• [Exercise instructions] State how many lines of the listing below include the word "JSON". Give only the number.

- - - - -

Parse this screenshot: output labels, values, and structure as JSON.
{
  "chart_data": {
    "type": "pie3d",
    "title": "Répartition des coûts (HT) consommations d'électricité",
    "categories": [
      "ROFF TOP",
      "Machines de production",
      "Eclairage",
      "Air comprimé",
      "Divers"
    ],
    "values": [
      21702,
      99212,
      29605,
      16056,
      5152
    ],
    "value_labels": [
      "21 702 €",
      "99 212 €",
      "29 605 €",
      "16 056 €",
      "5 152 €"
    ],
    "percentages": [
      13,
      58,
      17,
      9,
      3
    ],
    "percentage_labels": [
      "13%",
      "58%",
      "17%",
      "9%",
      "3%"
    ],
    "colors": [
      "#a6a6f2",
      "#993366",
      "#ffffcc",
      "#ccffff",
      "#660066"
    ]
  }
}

- - - - -

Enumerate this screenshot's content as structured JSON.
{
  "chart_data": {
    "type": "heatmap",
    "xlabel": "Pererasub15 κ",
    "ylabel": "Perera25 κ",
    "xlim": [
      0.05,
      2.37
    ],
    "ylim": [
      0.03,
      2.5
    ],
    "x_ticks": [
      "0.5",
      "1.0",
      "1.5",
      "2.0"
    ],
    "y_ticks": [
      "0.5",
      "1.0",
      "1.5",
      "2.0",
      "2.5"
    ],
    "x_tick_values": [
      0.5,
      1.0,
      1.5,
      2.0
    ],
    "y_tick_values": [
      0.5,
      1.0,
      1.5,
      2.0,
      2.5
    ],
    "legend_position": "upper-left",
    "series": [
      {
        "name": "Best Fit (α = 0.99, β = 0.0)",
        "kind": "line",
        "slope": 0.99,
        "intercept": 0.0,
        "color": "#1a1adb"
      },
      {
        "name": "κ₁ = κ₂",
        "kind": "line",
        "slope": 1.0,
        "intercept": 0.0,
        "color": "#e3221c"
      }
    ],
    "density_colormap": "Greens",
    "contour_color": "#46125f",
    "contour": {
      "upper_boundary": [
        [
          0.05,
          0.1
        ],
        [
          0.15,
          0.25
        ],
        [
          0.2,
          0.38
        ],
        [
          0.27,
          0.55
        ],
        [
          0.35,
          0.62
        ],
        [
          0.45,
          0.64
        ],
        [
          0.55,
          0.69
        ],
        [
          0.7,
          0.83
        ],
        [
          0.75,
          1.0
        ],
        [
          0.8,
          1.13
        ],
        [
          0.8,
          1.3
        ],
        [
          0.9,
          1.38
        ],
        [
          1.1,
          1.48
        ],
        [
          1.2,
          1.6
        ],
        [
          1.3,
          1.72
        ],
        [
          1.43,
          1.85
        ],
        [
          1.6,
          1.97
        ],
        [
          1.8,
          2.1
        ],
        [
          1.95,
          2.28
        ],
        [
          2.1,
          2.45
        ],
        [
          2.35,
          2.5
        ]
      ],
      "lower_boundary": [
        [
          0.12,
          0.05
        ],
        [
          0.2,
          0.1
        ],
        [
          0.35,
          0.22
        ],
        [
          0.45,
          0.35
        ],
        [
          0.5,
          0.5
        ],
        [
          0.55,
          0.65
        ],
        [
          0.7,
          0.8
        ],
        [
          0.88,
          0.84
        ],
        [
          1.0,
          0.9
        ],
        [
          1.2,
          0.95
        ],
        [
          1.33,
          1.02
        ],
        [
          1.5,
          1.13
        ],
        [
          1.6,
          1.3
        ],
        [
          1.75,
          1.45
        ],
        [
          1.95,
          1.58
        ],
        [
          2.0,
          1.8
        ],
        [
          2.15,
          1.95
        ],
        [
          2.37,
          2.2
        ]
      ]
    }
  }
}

- - - - -

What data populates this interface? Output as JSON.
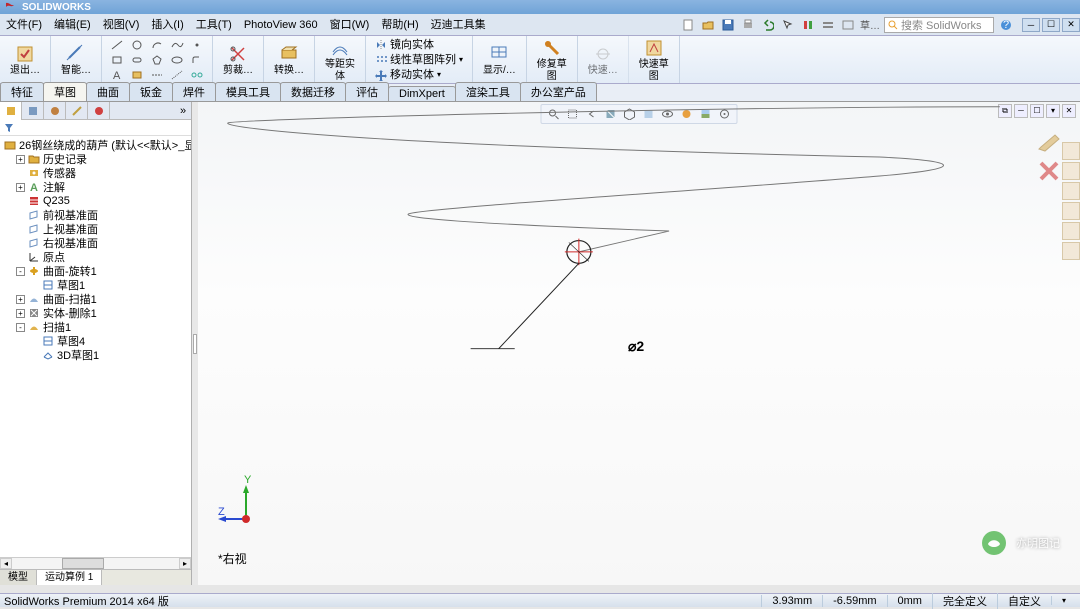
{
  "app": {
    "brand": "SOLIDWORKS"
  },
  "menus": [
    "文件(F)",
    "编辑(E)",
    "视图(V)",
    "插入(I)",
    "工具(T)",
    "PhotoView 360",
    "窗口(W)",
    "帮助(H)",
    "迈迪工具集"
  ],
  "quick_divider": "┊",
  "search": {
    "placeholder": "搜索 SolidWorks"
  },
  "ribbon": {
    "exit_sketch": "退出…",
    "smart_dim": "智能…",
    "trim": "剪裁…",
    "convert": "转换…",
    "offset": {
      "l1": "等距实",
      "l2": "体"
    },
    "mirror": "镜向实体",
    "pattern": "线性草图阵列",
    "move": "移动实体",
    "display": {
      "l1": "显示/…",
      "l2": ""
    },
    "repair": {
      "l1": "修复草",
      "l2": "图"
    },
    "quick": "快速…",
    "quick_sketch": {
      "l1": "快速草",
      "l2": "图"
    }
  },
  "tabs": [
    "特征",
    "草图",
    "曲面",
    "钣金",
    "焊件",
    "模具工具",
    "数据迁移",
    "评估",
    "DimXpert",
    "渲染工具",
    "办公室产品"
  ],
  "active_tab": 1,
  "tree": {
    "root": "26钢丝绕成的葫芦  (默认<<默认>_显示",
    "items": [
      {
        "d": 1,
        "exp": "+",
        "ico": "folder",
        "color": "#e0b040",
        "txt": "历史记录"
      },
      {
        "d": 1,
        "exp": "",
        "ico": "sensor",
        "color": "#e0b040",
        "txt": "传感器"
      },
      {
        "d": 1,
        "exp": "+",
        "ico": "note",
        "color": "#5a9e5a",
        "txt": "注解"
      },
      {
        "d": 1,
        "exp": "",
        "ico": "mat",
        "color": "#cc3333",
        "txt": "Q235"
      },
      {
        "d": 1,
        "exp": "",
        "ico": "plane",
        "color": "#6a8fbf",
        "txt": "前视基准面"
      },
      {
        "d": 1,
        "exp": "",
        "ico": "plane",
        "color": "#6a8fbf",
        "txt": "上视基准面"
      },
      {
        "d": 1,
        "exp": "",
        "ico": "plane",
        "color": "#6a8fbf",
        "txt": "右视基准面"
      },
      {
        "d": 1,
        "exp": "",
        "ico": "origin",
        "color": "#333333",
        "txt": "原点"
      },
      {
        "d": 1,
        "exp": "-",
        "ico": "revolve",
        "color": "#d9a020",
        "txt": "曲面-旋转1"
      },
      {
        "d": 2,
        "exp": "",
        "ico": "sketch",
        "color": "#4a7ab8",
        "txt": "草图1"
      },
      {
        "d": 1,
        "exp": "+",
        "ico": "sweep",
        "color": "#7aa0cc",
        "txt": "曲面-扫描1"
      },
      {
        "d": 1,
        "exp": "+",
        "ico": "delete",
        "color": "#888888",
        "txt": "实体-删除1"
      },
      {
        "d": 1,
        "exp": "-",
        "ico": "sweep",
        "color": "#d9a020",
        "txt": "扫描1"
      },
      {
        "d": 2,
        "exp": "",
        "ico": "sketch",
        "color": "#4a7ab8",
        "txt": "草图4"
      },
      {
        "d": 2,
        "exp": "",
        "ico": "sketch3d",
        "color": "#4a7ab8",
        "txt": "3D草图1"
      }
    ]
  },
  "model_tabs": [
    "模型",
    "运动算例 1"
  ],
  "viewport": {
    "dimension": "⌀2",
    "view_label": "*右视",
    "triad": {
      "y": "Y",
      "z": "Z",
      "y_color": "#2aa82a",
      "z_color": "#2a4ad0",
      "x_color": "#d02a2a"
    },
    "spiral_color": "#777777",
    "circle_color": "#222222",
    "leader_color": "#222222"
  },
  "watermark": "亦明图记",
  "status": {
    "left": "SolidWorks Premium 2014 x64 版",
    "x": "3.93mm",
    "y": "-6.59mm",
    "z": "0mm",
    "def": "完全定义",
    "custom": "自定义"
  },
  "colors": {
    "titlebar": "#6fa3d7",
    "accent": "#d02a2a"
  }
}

- - - - -

• [Exercise solution] 3